'''

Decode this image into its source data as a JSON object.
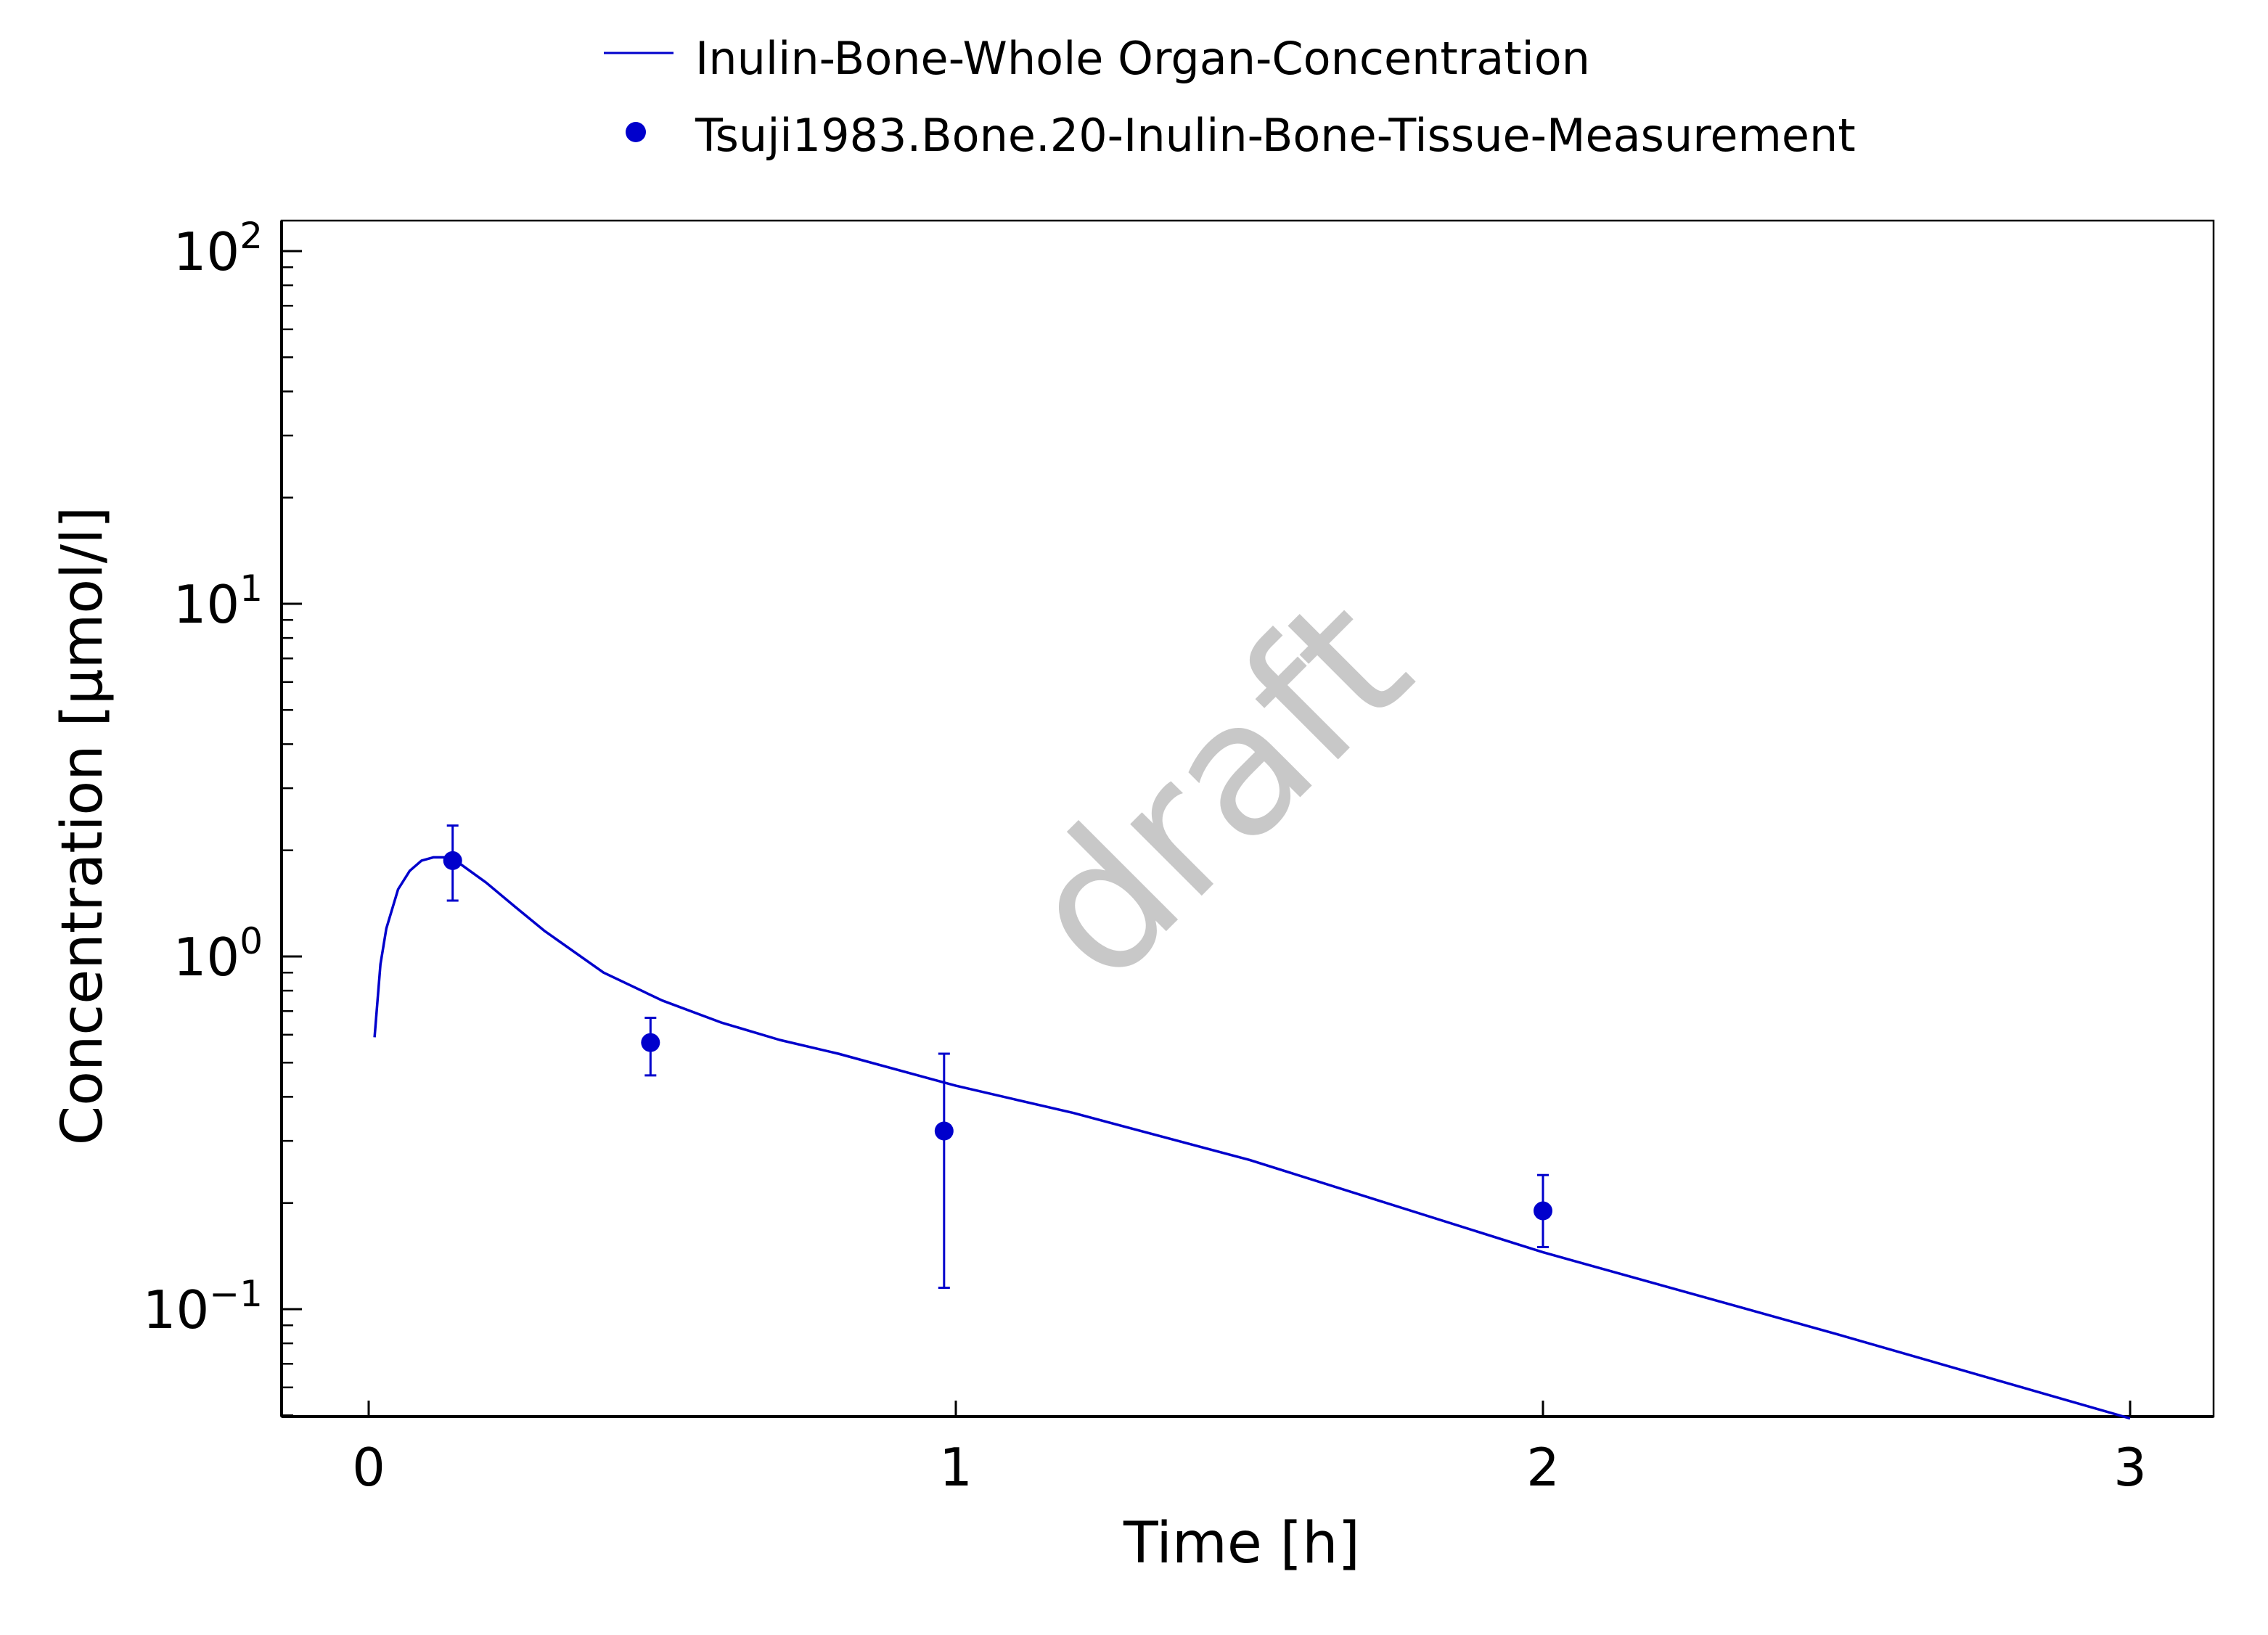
{
  "chart_data": {
    "type": "line",
    "watermark": "draft",
    "xlabel": "Time [h]",
    "ylabel": "Concentration [µmol/l]",
    "x_scale": "linear",
    "y_scale": "log",
    "xlim": [
      -0.15,
      3.15
    ],
    "ylim": [
      0.05,
      120
    ],
    "x_ticks": [
      0,
      1,
      2,
      3
    ],
    "x_tick_labels": [
      "0",
      "1",
      "2",
      "3"
    ],
    "y_ticks": [
      {
        "value": 0.1,
        "base": "10",
        "exp": "−1"
      },
      {
        "value": 1,
        "base": "10",
        "exp": "0"
      },
      {
        "value": 10,
        "base": "10",
        "exp": "1"
      },
      {
        "value": 100,
        "base": "10",
        "exp": "2"
      }
    ],
    "legend_position": "top-center",
    "grid": false,
    "color": "#0000cc",
    "series": [
      {
        "name": "Inulin-Bone-Whole Organ-Concentration",
        "kind": "line",
        "x": [
          0.01,
          0.02,
          0.03,
          0.05,
          0.07,
          0.09,
          0.11,
          0.13,
          0.15,
          0.2,
          0.25,
          0.3,
          0.4,
          0.5,
          0.6,
          0.7,
          0.8,
          1.0,
          1.2,
          1.5,
          2.0,
          2.5,
          3.0
        ],
        "y": [
          0.59,
          0.95,
          1.2,
          1.55,
          1.75,
          1.87,
          1.91,
          1.91,
          1.86,
          1.62,
          1.38,
          1.18,
          0.9,
          0.75,
          0.65,
          0.58,
          0.53,
          0.43,
          0.36,
          0.265,
          0.145,
          0.085,
          0.049
        ]
      },
      {
        "name": "Tsuji1983.Bone.20-Inulin-Bone-Tissue-Measurement",
        "kind": "scatter",
        "x": [
          0.143,
          0.48,
          0.98,
          2.0
        ],
        "y": [
          1.87,
          0.57,
          0.32,
          0.19
        ],
        "error_low": [
          1.44,
          0.46,
          0.115,
          0.15
        ],
        "error_high": [
          2.35,
          0.67,
          0.53,
          0.24
        ]
      }
    ]
  }
}
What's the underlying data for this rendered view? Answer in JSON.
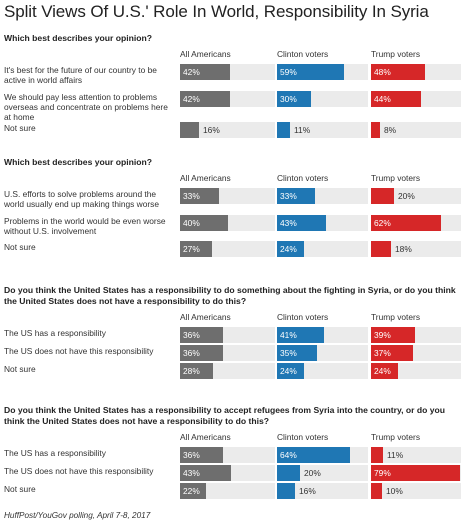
{
  "title": "Split Views Of U.S.' Role In World, Responsibility In Syria",
  "source": "HuffPost/YouGov polling, April 7-8, 2017",
  "colors": {
    "all": "#6e6e6e",
    "clinton": "#1f77b4",
    "trump": "#d62728",
    "track": "#ebebeb"
  },
  "columns": [
    "All Americans",
    "Clinton voters",
    "Trump voters"
  ],
  "chart_data": [
    {
      "type": "bar",
      "question": "Which best describes your opinion?",
      "categories": [
        "It's best for the future of our country to be active in world affairs",
        "We should pay less attention to problems overseas and concentrate on problems here at home",
        "Not sure"
      ],
      "series": [
        {
          "name": "All Americans",
          "values": [
            42,
            42,
            16
          ]
        },
        {
          "name": "Clinton voters",
          "values": [
            59,
            30,
            11
          ]
        },
        {
          "name": "Trump voters",
          "values": [
            48,
            44,
            8
          ]
        }
      ]
    },
    {
      "type": "bar",
      "question": "Which best describes your opinion?",
      "categories": [
        "U.S. efforts to solve problems around the world usually end up making things worse",
        "Problems in the world would be even worse without U.S. involvement",
        "Not sure"
      ],
      "series": [
        {
          "name": "All Americans",
          "values": [
            33,
            40,
            27
          ]
        },
        {
          "name": "Clinton voters",
          "values": [
            33,
            43,
            24
          ]
        },
        {
          "name": "Trump voters",
          "values": [
            20,
            62,
            18
          ]
        }
      ]
    },
    {
      "type": "bar",
      "question": "Do you think the United States has a responsibility to do something about the fighting in Syria, or do you think the United States does not have a responsibility to do this?",
      "categories": [
        "The US has a responsibility",
        "The US does not have this responsibility",
        "Not sure"
      ],
      "series": [
        {
          "name": "All Americans",
          "values": [
            36,
            36,
            28
          ]
        },
        {
          "name": "Clinton voters",
          "values": [
            41,
            35,
            24
          ]
        },
        {
          "name": "Trump voters",
          "values": [
            39,
            37,
            24
          ]
        }
      ]
    },
    {
      "type": "bar",
      "question": "Do you think the United States has a responsibility to accept refugees from Syria into the country, or do you think the United States does not have a responsibility to do this?",
      "categories": [
        "The US has a responsibility",
        "The US does not have this responsibility",
        "Not sure"
      ],
      "series": [
        {
          "name": "All Americans",
          "values": [
            36,
            43,
            22
          ]
        },
        {
          "name": "Clinton voters",
          "values": [
            64,
            20,
            16
          ]
        },
        {
          "name": "Trump voters",
          "values": [
            11,
            79,
            10
          ]
        }
      ]
    }
  ]
}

'''

• **Requirements**: Select every line of the material above holding the word "Inulin" and copy it.

• **Exercise solution**:
        "name": "Inulin-Bone-Whole Organ-Concentration",
        "name": "Tsuji1983.Bone.20-Inulin-Bone-Tissue-Measurement",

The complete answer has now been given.